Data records

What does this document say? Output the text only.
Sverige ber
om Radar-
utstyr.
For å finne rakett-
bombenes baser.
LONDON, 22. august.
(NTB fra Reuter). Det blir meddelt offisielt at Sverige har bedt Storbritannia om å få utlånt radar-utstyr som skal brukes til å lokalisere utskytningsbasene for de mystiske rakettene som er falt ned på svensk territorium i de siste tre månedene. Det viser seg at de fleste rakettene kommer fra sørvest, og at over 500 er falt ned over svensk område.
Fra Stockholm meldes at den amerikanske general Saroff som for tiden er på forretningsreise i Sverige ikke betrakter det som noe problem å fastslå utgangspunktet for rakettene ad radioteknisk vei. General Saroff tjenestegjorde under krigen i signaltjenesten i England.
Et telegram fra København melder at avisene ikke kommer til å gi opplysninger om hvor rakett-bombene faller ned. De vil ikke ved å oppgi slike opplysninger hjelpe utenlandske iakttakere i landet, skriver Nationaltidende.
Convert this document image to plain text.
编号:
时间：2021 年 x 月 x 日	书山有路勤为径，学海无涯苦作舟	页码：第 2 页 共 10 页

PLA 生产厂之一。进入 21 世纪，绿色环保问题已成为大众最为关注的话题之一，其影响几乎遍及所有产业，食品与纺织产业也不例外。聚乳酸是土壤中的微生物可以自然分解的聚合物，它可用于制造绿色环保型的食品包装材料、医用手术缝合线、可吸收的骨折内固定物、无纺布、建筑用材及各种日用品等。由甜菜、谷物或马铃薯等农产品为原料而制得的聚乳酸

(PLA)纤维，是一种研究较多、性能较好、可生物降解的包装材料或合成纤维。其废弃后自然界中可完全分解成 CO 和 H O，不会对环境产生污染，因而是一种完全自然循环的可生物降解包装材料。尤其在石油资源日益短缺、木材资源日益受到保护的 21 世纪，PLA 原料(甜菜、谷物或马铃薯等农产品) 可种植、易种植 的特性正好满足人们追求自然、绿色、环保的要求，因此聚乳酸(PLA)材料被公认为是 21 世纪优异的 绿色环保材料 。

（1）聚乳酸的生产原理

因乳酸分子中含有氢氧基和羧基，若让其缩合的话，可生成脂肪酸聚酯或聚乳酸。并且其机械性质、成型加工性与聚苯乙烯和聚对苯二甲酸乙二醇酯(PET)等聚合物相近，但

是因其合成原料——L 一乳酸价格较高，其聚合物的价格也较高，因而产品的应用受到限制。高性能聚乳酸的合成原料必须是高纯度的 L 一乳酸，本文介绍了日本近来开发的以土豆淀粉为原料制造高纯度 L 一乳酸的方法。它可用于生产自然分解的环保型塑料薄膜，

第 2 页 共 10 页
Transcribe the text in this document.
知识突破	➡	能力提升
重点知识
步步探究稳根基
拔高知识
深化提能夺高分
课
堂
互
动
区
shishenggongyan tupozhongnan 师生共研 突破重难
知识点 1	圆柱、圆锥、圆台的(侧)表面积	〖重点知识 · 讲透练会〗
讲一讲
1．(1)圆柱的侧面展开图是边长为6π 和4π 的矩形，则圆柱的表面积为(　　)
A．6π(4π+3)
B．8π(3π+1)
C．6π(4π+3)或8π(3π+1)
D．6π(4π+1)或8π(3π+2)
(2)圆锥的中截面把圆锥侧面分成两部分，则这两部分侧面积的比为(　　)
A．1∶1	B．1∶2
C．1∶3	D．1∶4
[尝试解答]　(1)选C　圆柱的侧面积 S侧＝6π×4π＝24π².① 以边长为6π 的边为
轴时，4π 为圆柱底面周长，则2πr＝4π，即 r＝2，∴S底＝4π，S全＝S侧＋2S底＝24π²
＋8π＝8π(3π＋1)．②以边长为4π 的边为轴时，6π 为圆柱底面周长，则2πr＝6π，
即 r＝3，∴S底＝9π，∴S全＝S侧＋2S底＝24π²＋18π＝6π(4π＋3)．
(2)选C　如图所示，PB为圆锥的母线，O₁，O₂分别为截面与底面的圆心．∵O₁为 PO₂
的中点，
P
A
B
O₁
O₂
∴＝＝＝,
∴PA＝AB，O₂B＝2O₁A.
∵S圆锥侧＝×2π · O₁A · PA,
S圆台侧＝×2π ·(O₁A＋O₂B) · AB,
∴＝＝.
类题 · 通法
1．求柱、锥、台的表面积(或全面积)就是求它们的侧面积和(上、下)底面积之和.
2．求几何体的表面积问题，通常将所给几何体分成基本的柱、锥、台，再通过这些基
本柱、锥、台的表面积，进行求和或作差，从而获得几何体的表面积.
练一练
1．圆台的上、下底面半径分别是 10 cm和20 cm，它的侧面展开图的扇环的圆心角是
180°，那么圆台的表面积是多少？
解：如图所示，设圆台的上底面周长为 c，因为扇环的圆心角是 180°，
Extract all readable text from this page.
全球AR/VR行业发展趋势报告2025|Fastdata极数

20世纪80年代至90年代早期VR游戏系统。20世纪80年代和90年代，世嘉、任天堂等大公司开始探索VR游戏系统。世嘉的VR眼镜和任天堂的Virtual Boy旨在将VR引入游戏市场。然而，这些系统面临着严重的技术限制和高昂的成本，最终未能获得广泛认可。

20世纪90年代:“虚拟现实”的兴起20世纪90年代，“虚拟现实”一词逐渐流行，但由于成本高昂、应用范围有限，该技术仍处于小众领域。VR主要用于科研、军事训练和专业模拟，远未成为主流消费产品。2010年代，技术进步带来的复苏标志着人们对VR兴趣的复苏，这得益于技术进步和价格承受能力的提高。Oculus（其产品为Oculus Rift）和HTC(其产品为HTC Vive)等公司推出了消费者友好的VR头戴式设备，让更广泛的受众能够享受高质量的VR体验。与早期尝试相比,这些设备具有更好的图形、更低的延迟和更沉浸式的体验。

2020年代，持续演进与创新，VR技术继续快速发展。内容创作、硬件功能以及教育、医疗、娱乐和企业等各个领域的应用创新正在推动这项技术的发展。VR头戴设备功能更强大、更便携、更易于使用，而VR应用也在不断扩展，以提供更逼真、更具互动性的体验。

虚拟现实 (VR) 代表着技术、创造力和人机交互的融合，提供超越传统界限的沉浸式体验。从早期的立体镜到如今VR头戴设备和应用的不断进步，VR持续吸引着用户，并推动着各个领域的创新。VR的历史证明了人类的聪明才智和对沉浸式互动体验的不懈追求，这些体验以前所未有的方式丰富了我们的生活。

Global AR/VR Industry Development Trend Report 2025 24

» **What you have to do**: Produce a verbatim transcription of the entries above.

» **Exercise response**:
What does this document say? Output the text only.
Sverige ber
om Radar-
utstyr.
For å finne rakett-
bombenes baser.
LONDON, 22. august.
(NTB fra Reuter). Det blir meddelt offisielt at Sverige har bedt Storbritannia om å få utlånt radar-utstyr som skal brukes til å lokalisere utskytningsbasene for de mystiske rakettene som er falt ned på svensk territorium i de siste tre månedene. Det viser seg at de fleste rakettene kommer fra sørvest, og at over 500 er falt ned over svensk område.
Fra Stockholm meldes at den amerikanske general Saroff som for tiden er på forretningsreise i Sverige ikke betrakter det som noe problem å fastslå utgangspunktet for rakettene ad radioteknisk vei. General Saroff tjenestegjorde under krigen i signaltjenesten i England.
Et telegram fra København melder at avisene ikke kommer til å gi opplysninger om hvor rakett-bombene faller ned. De vil ikke ved å oppgi slike opplysninger hjelpe utenlandske iakttakere i landet, skriver Nationaltidende.
Convert this document image to plain text.
编号:
时间：2021 年 x 月 x 日	书山有路勤为径，学海无涯苦作舟	页码：第 2 页 共 10 页

PLA 生产厂之一。进入 21 世纪，绿色环保问题已成为大众最为关注的话题之一，其影响几乎遍及所有产业，食品与纺织产业也不例外。聚乳酸是土壤中的微生物可以自然分解的聚合物，它可用于制造绿色环保型的食品包装材料、医用手术缝合线、可吸收的骨折内固定物、无纺布、建筑用材及各种日用品等。由甜菜、谷物或马铃薯等农产品为原料而制得的聚乳酸

(PLA)纤维，是一种研究较多、性能较好、可生物降解的包装材料或合成纤维。其废弃后自然界中可完全分解成 CO 和 H O，不会对环境产生污染，因而是一种完全自然循环的可生物降解包装材料。尤其在石油资源日益短缺、木材资源日益受到保护的 21 世纪，PLA 原料(甜菜、谷物或马铃薯等农产品) 可种植、易种植 的特性正好满足人们追求自然、绿色、环保的要求，因此聚乳酸(PLA)材料被公认为是 21 世纪优异的 绿色环保材料 。

（1）聚乳酸的生产原理

因乳酸分子中含有氢氧基和羧基，若让其缩合的话，可生成脂肪酸聚酯或聚乳酸。并且其机械性质、成型加工性与聚苯乙烯和聚对苯二甲酸乙二醇酯(PET)等聚合物相近，但

是因其合成原料——L 一乳酸价格较高，其聚合物的价格也较高，因而产品的应用受到限制。高性能聚乳酸的合成原料必须是高纯度的 L 一乳酸，本文介绍了日本近来开发的以土豆淀粉为原料制造高纯度 L 一乳酸的方法。它可用于生产自然分解的环保型塑料薄膜，

第 2 页 共 10 页
Transcribe the text in this document.
知识突破	➡	能力提升
重点知识
步步探究稳根基
拔高知识
深化提能夺高分
课
堂
互
动
区
shishenggongyan tupozhongnan 师生共研 突破重难
知识点 1	圆柱、圆锥、圆台的(侧)表面积	〖重点知识 · 讲透练会〗
讲一讲
1．(1)圆柱的侧面展开图是边长为6π 和4π 的矩形，则圆柱的表面积为(　　)
A．6π(4π+3)
B．8π(3π+1)
C．6π(4π+3)或8π(3π+1)
D．6π(4π+1)或8π(3π+2)
(2)圆锥的中截面把圆锥侧面分成两部分，则这两部分侧面积的比为(　　)
A．1∶1	B．1∶2
C．1∶3	D．1∶4
[尝试解答]　(1)选C　圆柱的侧面积 S侧＝6π×4π＝24π².① 以边长为6π 的边为
轴时，4π 为圆柱底面周长，则2πr＝4π，即 r＝2，∴S底＝4π，S全＝S侧＋2S底＝24π²
＋8π＝8π(3π＋1)．②以边长为4π 的边为轴时，6π 为圆柱底面周长，则2πr＝6π，
即 r＝3，∴S底＝9π，∴S全＝S侧＋2S底＝24π²＋18π＝6π(4π＋3)．
(2)选C　如图所示，PB为圆锥的母线，O₁，O₂分别为截面与底面的圆心．∵O₁为 PO₂
的中点，
P
A
B
O₁
O₂
∴＝＝＝,
∴PA＝AB，O₂B＝2O₁A.
∵S圆锥侧＝×2π · O₁A · PA,
S圆台侧＝×2π ·(O₁A＋O₂B) · AB,
∴＝＝.
类题 · 通法
1．求柱、锥、台的表面积(或全面积)就是求它们的侧面积和(上、下)底面积之和.
2．求几何体的表面积问题，通常将所给几何体分成基本的柱、锥、台，再通过这些基
本柱、锥、台的表面积，进行求和或作差，从而获得几何体的表面积.
练一练
1．圆台的上、下底面半径分别是 10 cm和20 cm，它的侧面展开图的扇环的圆心角是
180°，那么圆台的表面积是多少？
解：如图所示，设圆台的上底面周长为 c，因为扇环的圆心角是 180°，
Extract all readable text from this page.
全球AR/VR行业发展趋势报告2025|Fastdata极数

20世纪80年代至90年代早期VR游戏系统。20世纪80年代和90年代，世嘉、任天堂等大公司开始探索VR游戏系统。世嘉的VR眼镜和任天堂的Virtual Boy旨在将VR引入游戏市场。然而，这些系统面临着严重的技术限制和高昂的成本，最终未能获得广泛认可。

20世纪90年代:“虚拟现实”的兴起20世纪90年代，“虚拟现实”一词逐渐流行，但由于成本高昂、应用范围有限，该技术仍处于小众领域。VR主要用于科研、军事训练和专业模拟，远未成为主流消费产品。2010年代，技术进步带来的复苏标志着人们对VR兴趣的复苏，这得益于技术进步和价格承受能力的提高。Oculus（其产品为Oculus Rift）和HTC(其产品为HTC Vive)等公司推出了消费者友好的VR头戴式设备，让更广泛的受众能够享受高质量的VR体验。与早期尝试相比,这些设备具有更好的图形、更低的延迟和更沉浸式的体验。

2020年代，持续演进与创新，VR技术继续快速发展。内容创作、硬件功能以及教育、医疗、娱乐和企业等各个领域的应用创新正在推动这项技术的发展。VR头戴设备功能更强大、更便携、更易于使用，而VR应用也在不断扩展，以提供更逼真、更具互动性的体验。

虚拟现实 (VR) 代表着技术、创造力和人机交互的融合，提供超越传统界限的沉浸式体验。从早期的立体镜到如今VR头戴设备和应用的不断进步，VR持续吸引着用户，并推动着各个领域的创新。VR的历史证明了人类的聪明才智和对沉浸式互动体验的不懈追求，这些体验以前所未有的方式丰富了我们的生活。

Global AR/VR Industry Development Trend Report 2025 24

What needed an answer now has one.